--- START OF DATA SECTION ---

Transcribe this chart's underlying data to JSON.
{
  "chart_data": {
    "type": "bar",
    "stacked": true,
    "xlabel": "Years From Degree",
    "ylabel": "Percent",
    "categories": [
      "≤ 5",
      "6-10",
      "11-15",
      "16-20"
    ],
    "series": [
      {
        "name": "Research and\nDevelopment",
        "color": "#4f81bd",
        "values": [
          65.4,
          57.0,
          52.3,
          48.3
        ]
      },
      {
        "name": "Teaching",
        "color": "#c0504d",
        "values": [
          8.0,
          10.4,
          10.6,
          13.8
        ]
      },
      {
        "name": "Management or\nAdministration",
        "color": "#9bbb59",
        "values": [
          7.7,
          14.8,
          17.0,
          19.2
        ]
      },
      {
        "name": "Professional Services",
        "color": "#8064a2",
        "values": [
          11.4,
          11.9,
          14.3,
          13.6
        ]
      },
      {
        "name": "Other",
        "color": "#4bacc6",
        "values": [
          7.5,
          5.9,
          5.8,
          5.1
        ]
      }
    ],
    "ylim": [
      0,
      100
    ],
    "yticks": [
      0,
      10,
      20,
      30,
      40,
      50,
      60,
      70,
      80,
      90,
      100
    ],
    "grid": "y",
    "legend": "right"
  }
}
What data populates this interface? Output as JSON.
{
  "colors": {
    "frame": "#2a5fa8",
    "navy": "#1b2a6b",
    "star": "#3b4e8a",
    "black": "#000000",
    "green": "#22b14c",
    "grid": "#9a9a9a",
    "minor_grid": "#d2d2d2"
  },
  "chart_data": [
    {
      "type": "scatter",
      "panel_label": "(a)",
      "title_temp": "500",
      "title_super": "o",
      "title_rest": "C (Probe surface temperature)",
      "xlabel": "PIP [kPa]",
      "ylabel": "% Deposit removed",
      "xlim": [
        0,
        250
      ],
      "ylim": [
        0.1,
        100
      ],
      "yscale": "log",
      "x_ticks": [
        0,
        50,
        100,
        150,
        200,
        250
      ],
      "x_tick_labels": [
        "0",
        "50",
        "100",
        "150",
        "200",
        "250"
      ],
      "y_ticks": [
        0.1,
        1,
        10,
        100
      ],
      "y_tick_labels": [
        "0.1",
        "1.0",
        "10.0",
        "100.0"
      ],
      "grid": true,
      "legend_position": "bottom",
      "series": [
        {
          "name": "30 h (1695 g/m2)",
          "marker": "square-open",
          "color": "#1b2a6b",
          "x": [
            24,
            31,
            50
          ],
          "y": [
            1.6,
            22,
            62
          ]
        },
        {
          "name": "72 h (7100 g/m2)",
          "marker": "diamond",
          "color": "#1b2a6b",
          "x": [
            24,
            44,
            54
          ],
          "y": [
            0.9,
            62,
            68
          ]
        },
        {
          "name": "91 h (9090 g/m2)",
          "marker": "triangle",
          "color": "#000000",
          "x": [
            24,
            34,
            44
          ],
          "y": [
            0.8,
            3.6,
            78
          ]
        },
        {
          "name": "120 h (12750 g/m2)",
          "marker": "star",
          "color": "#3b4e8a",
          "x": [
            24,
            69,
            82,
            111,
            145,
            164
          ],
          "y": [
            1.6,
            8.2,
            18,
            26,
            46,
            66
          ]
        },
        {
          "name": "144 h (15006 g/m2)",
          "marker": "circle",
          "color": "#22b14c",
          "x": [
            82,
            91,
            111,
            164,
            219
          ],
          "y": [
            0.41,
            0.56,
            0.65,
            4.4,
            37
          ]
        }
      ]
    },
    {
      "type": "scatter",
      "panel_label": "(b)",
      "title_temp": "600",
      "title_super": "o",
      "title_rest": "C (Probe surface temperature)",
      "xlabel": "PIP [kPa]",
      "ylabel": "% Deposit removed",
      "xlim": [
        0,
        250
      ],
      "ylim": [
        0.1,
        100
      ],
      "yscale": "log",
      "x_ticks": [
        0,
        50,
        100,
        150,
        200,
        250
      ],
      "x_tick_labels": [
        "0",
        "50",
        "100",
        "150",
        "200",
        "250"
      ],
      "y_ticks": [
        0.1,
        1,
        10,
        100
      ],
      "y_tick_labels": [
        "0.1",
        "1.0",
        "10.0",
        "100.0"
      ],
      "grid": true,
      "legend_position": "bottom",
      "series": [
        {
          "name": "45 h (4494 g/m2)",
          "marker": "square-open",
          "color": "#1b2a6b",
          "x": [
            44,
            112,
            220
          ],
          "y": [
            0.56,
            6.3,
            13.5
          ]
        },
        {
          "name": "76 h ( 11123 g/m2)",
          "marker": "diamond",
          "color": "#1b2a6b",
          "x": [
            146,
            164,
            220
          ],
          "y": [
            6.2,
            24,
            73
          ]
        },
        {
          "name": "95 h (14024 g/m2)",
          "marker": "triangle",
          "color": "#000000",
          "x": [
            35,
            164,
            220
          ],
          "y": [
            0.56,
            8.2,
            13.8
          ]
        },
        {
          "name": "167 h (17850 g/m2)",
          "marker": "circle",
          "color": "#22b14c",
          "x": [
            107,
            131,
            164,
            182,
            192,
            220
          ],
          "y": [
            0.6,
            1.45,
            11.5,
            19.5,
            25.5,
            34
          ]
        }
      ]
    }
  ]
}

--- END OF DATA SECTION ---

**WHAT THE TASK ASKS:** Every record should be repeated exactly; please leave none out.

**SOLVED PROBLEM:**
Transcribe this chart's underlying data to JSON.
{
  "chart_data": {
    "type": "bar",
    "stacked": true,
    "xlabel": "Years From Degree",
    "ylabel": "Percent",
    "categories": [
      "≤ 5",
      "6-10",
      "11-15",
      "16-20"
    ],
    "series": [
      {
        "name": "Research and\nDevelopment",
        "color": "#4f81bd",
        "values": [
          65.4,
          57.0,
          52.3,
          48.3
        ]
      },
      {
        "name": "Teaching",
        "color": "#c0504d",
        "values": [
          8.0,
          10.4,
          10.6,
          13.8
        ]
      },
      {
        "name": "Management or\nAdministration",
        "color": "#9bbb59",
        "values": [
          7.7,
          14.8,
          17.0,
          19.2
        ]
      },
      {
        "name": "Professional Services",
        "color": "#8064a2",
        "values": [
          11.4,
          11.9,
          14.3,
          13.6
        ]
      },
      {
        "name": "Other",
        "color": "#4bacc6",
        "values": [
          7.5,
          5.9,
          5.8,
          5.1
        ]
      }
    ],
    "ylim": [
      0,
      100
    ],
    "yticks": [
      0,
      10,
      20,
      30,
      40,
      50,
      60,
      70,
      80,
      90,
      100
    ],
    "grid": "y",
    "legend": "right"
  }
}
What data populates this interface? Output as JSON.
{
  "colors": {
    "frame": "#2a5fa8",
    "navy": "#1b2a6b",
    "star": "#3b4e8a",
    "black": "#000000",
    "green": "#22b14c",
    "grid": "#9a9a9a",
    "minor_grid": "#d2d2d2"
  },
  "chart_data": [
    {
      "type": "scatter",
      "panel_label": "(a)",
      "title_temp": "500",
      "title_super": "o",
      "title_rest": "C (Probe surface temperature)",
      "xlabel": "PIP [kPa]",
      "ylabel": "% Deposit removed",
      "xlim": [
        0,
        250
      ],
      "ylim": [
        0.1,
        100
      ],
      "yscale": "log",
      "x_ticks": [
        0,
        50,
        100,
        150,
        200,
        250
      ],
      "x_tick_labels": [
        "0",
        "50",
        "100",
        "150",
        "200",
        "250"
      ],
      "y_ticks": [
        0.1,
        1,
        10,
        100
      ],
      "y_tick_labels": [
        "0.1",
        "1.0",
        "10.0",
        "100.0"
      ],
      "grid": true,
      "legend_position": "bottom",
      "series": [
        {
          "name": "30 h (1695 g/m2)",
          "marker": "square-open",
          "color": "#1b2a6b",
          "x": [
            24,
            31,
            50
          ],
          "y": [
            1.6,
            22,
            62
          ]
        },
        {
          "name": "72 h (7100 g/m2)",
          "marker": "diamond",
          "color": "#1b2a6b",
          "x": [
            24,
            44,
            54
          ],
          "y": [
            0.9,
            62,
            68
          ]
        },
        {
          "name": "91 h (9090 g/m2)",
          "marker": "triangle",
          "color": "#000000",
          "x": [
            24,
            34,
            44
          ],
          "y": [
            0.8,
            3.6,
            78
          ]
        },
        {
          "name": "120 h (12750 g/m2)",
          "marker": "star",
          "color": "#3b4e8a",
          "x": [
            24,
            69,
            82,
            111,
            145,
            164
          ],
          "y": [
            1.6,
            8.2,
            18,
            26,
            46,
            66
          ]
        },
        {
          "name": "144 h (15006 g/m2)",
          "marker": "circle",
          "color": "#22b14c",
          "x": [
            82,
            91,
            111,
            164,
            219
          ],
          "y": [
            0.41,
            0.56,
            0.65,
            4.4,
            37
          ]
        }
      ]
    },
    {
      "type": "scatter",
      "panel_label": "(b)",
      "title_temp": "600",
      "title_super": "o",
      "title_rest": "C (Probe surface temperature)",
      "xlabel": "PIP [kPa]",
      "ylabel": "% Deposit removed",
      "xlim": [
        0,
        250
      ],
      "ylim": [
        0.1,
        100
      ],
      "yscale": "log",
      "x_ticks": [
        0,
        50,
        100,
        150,
        200,
        250
      ],
      "x_tick_labels": [
        "0",
        "50",
        "100",
        "150",
        "200",
        "250"
      ],
      "y_ticks": [
        0.1,
        1,
        10,
        100
      ],
      "y_tick_labels": [
        "0.1",
        "1.0",
        "10.0",
        "100.0"
      ],
      "grid": true,
      "legend_position": "bottom",
      "series": [
        {
          "name": "45 h (4494 g/m2)",
          "marker": "square-open",
          "color": "#1b2a6b",
          "x": [
            44,
            112,
            220
          ],
          "y": [
            0.56,
            6.3,
            13.5
          ]
        },
        {
          "name": "76 h ( 11123 g/m2)",
          "marker": "diamond",
          "color": "#1b2a6b",
          "x": [
            146,
            164,
            220
          ],
          "y": [
            6.2,
            24,
            73
          ]
        },
        {
          "name": "95 h (14024 g/m2)",
          "marker": "triangle",
          "color": "#000000",
          "x": [
            35,
            164,
            220
          ],
          "y": [
            0.56,
            8.2,
            13.8
          ]
        },
        {
          "name": "167 h (17850 g/m2)",
          "marker": "circle",
          "color": "#22b14c",
          "x": [
            107,
            131,
            164,
            182,
            192,
            220
          ],
          "y": [
            0.6,
            1.45,
            11.5,
            19.5,
            25.5,
            34
          ]
        }
      ]
    }
  ]
}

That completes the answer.